» **MATERIAL SUPPLIED**:
* Start *
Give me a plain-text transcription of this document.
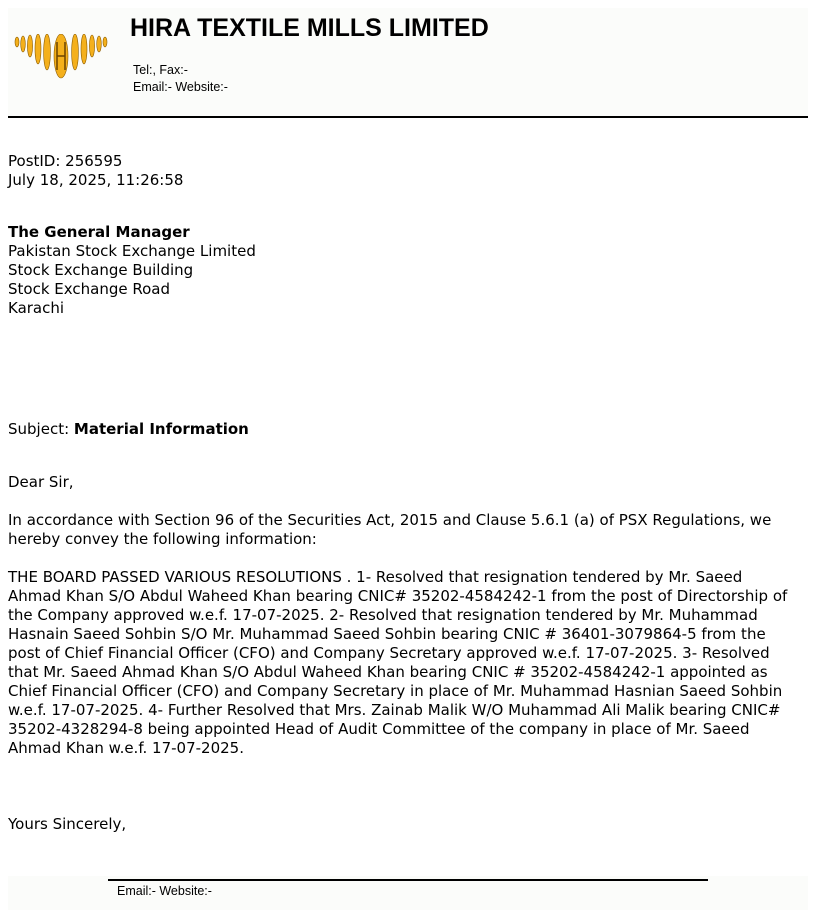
HIRA TEXTILE MILLS LIMITED
Tel:, Fax:-
Email:- Website:-
PostID: 256595
July 18, 2025, 11:26:58
The General Manager
Pakistan Stock Exchange Limited
Stock Exchange Building
Stock Exchange Road
Karachi
Subject: Material Information
Dear Sir,
In accordance with Section 96 of the Securities Act, 2015 and Clause 5.6.1 (a) of PSX Regulations, we hereby convey the following information:
THE BOARD PASSED VARIOUS RESOLUTIONS . 1- Resolved that resignation tendered by Mr. Saeed Ahmad Khan S/O Abdul Waheed Khan bearing CNIC# 35202-4584242-1 from the post of Directorship of the Company approved w.e.f. 17-07-2025. 2- Resolved that resignation tendered by Mr. Muhammad Hasnain Saeed Sohbin S/O Mr. Muhammad Saeed Sohbin bearing CNIC # 36401-3079864-5 from the post of Chief Financial Officer (CFO) and Company Secretary approved w.e.f. 17-07-2025. 3- Resolved that Mr. Saeed Ahmad Khan S/O Abdul Waheed Khan bearing CNIC # 35202-4584242-1 appointed as Chief Financial Officer (CFO) and Company Secretary in place of Mr. Muhammad Hasnian Saeed Sohbin w.e.f. 17-07-2025. 4- Further Resolved that Mrs. Zainab Malik W/O Muhammad Ali Malik bearing CNIC# 35202-4328294-8 being appointed Head of Audit Committee of the company in place of Mr. Saeed Ahmad Khan w.e.f. 17-07-2025.
Yours Sincerely,
Email:- Website:-
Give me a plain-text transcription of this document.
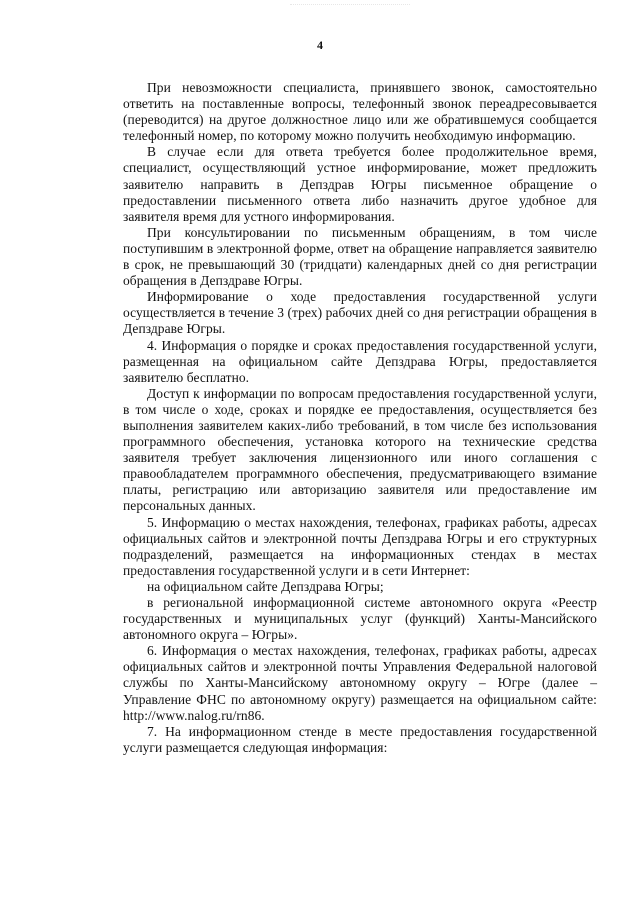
4

При невозможности специалиста, принявшего звонок, самостоятельно ответить на поставленные вопросы, телефонный звонок переадресовывается (переводится) на другое должностное лицо или же обратившемуся сообщается телефонный номер, по которому можно получить необходимую информацию.

В случае если для ответа требуется более продолжительное время, специалист, осуществляющий устное информирование, может предложить заявителю направить в Депздрав Югры письменное обращение о предоставлении письменного ответа либо назначить другое удобное для заявителя время для устного информирования.

При консультировании по письменным обращениям, в том числе поступившим в электронной форме, ответ на обращение направляется заявителю в срок, не превышающий 30 (тридцати) календарных дней со дня регистрации обращения в Депздраве Югры.

Информирование о ходе предоставления государственной услуги осуществляется в течение 3 (трех) рабочих дней со дня регистрации обращения в Депздраве Югры.

4. Информация о порядке и сроках предоставления государственной услуги, размещенная на официальном сайте Депздрава Югры, предоставляется заявителю бесплатно.

Доступ к информации по вопросам предоставления государственной услуги, в том числе о ходе, сроках и порядке ее предоставления, осуществляется без выполнения заявителем каких-либо требований, в том числе без использования программного обеспечения, установка которого на технические средства заявителя требует заключения лицензионного или иного соглашения с правообладателем программного обеспечения, предусматривающего взимание платы, регистрацию или авторизацию заявителя или предоставление им персональных данных.

5. Информацию о местах нахождения, телефонах, графиках работы, адресах официальных сайтов и электронной почты Депздрава Югры и его структурных подразделений, размещается на информационных стендах в местах предоставления государственной услуги и в сети Интернет:

на официальном сайте Депздрава Югры;

в региональной информационной системе автономного округа «Реестр государственных и муниципальных услуг (функций) Ханты-Мансийского автономного округа – Югры».

6. Информация о местах нахождения, телефонах, графиках работы, адресах официальных сайтов и электронной почты Управления Федеральной налоговой службы по Ханты-Мансийскому автономному округу – Югре (далее – Управление ФНС по автономному округу) размещается на официальном сайте: http://www.nalog.ru/rn86.

7. На информационном стенде в месте предоставления государственной услуги размещается следующая информация:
* End *
Output a faithful copy of the data, with each picture left out.

Give me a plain-text transcription of this document.
HIRA TEXTILE MILLS LIMITED
Tel:, Fax:-
Email:- Website:-
PostID: 256595
July 18, 2025, 11:26:58
The General Manager
Pakistan Stock Exchange Limited
Stock Exchange Building
Stock Exchange Road
Karachi
Subject: Material Information
Dear Sir,
In accordance with Section 96 of the Securities Act, 2015 and Clause 5.6.1 (a) of PSX Regulations, we hereby convey the following information:
THE BOARD PASSED VARIOUS RESOLUTIONS . 1- Resolved that resignation tendered by Mr. Saeed Ahmad Khan S/O Abdul Waheed Khan bearing CNIC# 35202-4584242-1 from the post of Directorship of the Company approved w.e.f. 17-07-2025. 2- Resolved that resignation tendered by Mr. Muhammad Hasnain Saeed Sohbin S/O Mr. Muhammad Saeed Sohbin bearing CNIC # 36401-3079864-5 from the post of Chief Financial Officer (CFO) and Company Secretary approved w.e.f. 17-07-2025. 3- Resolved that Mr. Saeed Ahmad Khan S/O Abdul Waheed Khan bearing CNIC # 35202-4584242-1 appointed as Chief Financial Officer (CFO) and Company Secretary in place of Mr. Muhammad Hasnian Saeed Sohbin w.e.f. 17-07-2025. 4- Further Resolved that Mrs. Zainab Malik W/O Muhammad Ali Malik bearing CNIC# 35202-4328294-8 being appointed Head of Audit Committee of the company in place of Mr. Saeed Ahmad Khan w.e.f. 17-07-2025.
Yours Sincerely,
Email:- Website:-
Give me a plain-text transcription of this document.
4

При невозможности специалиста, принявшего звонок, самостоятельно ответить на поставленные вопросы, телефонный звонок переадресовывается (переводится) на другое должностное лицо или же обратившемуся сообщается телефонный номер, по которому можно получить необходимую информацию.

В случае если для ответа требуется более продолжительное время, специалист, осуществляющий устное информирование, может предложить заявителю направить в Депздрав Югры письменное обращение о предоставлении письменного ответа либо назначить другое удобное для заявителя время для устного информирования.

При консультировании по письменным обращениям, в том числе поступившим в электронной форме, ответ на обращение направляется заявителю в срок, не превышающий 30 (тридцати) календарных дней со дня регистрации обращения в Депздраве Югры.

Информирование о ходе предоставления государственной услуги осуществляется в течение 3 (трех) рабочих дней со дня регистрации обращения в Депздраве Югры.

4. Информация о порядке и сроках предоставления государственной услуги, размещенная на официальном сайте Депздрава Югры, предоставляется заявителю бесплатно.

Доступ к информации по вопросам предоставления государственной услуги, в том числе о ходе, сроках и порядке ее предоставления, осуществляется без выполнения заявителем каких-либо требований, в том числе без использования программного обеспечения, установка которого на технические средства заявителя требует заключения лицензионного или иного соглашения с правообладателем программного обеспечения, предусматривающего взимание платы, регистрацию или авторизацию заявителя или предоставление им персональных данных.

5. Информацию о местах нахождения, телефонах, графиках работы, адресах официальных сайтов и электронной почты Депздрава Югры и его структурных подразделений, размещается на информационных стендах в местах предоставления государственной услуги и в сети Интернет:

на официальном сайте Депздрава Югры;

в региональной информационной системе автономного округа «Реестр государственных и муниципальных услуг (функций) Ханты-Мансийского автономного округа – Югры».

6. Информация о местах нахождения, телефонах, графиках работы, адресах официальных сайтов и электронной почты Управления Федеральной налоговой службы по Ханты-Мансийскому автономному округу – Югре (далее – Управление ФНС по автономному округу) размещается на официальном сайте: http://www.nalog.ru/rn86.

7. На информационном стенде в месте предоставления государственной услуги размещается следующая информация:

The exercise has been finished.